[Data records]
####

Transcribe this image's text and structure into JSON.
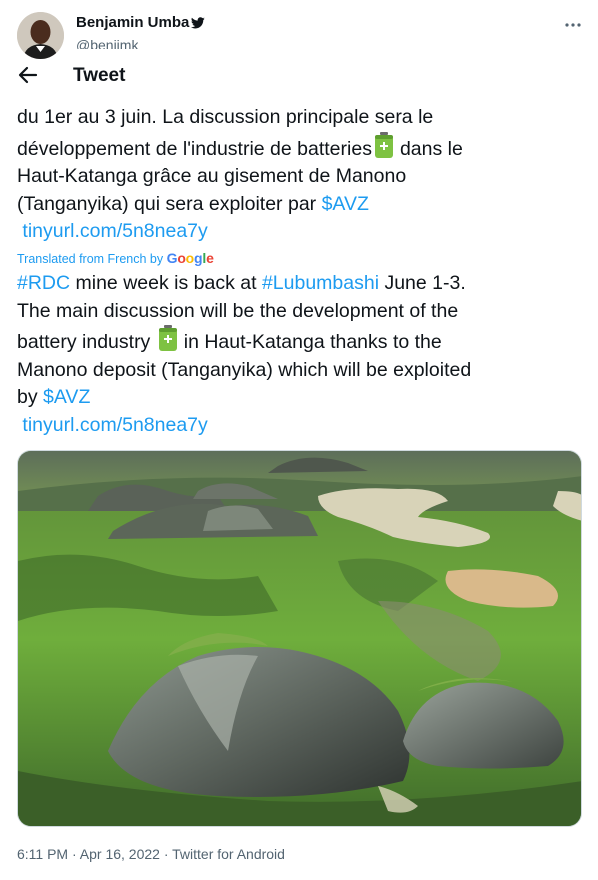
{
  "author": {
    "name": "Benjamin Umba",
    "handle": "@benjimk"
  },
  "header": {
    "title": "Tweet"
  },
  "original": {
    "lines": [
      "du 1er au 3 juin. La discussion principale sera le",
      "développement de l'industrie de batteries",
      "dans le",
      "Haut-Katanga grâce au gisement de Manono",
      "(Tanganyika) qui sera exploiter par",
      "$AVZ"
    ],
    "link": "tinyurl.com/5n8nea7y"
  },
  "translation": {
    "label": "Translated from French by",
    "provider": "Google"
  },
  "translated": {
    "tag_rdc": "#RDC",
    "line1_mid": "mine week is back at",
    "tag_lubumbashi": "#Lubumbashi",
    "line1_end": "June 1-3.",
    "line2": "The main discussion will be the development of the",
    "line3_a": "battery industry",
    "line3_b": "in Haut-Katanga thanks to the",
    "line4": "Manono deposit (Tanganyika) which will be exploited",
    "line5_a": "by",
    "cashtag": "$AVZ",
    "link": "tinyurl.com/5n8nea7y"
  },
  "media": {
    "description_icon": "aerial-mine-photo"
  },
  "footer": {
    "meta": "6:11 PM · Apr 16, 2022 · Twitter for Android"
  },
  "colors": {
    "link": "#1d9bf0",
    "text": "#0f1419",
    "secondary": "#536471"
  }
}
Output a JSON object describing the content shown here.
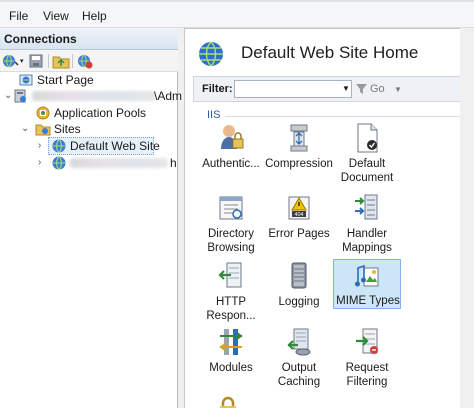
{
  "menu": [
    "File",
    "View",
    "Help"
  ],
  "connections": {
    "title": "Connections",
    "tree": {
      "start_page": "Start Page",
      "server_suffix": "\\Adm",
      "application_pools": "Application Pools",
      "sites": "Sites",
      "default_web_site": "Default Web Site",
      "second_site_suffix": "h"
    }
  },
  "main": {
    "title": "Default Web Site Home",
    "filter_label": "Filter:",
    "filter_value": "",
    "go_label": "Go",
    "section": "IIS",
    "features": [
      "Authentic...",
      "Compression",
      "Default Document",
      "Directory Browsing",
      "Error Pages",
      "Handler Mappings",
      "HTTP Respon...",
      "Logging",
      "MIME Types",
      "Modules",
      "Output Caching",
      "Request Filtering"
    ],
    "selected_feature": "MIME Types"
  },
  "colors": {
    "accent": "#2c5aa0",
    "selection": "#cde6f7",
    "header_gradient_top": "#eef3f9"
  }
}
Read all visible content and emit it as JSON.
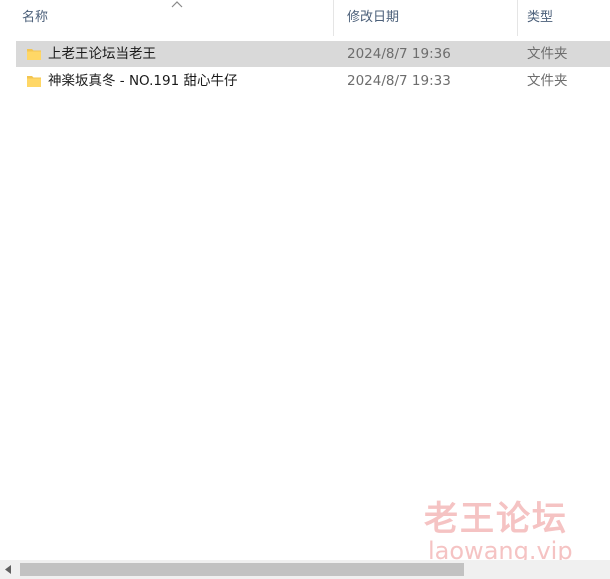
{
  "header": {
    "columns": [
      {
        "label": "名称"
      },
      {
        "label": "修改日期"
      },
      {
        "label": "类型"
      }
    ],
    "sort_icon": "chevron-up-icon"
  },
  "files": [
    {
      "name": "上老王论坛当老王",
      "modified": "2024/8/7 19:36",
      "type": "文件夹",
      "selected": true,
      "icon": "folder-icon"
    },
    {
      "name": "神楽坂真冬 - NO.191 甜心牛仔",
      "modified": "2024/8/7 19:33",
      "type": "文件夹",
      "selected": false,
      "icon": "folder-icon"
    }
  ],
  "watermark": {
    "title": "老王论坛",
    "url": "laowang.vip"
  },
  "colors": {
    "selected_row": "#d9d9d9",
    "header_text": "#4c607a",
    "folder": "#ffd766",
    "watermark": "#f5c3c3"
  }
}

####

> WORK REQUIRED:
Count every line above that holds the string "Manono" and give the total, nothing more.

> RESPONSE:
2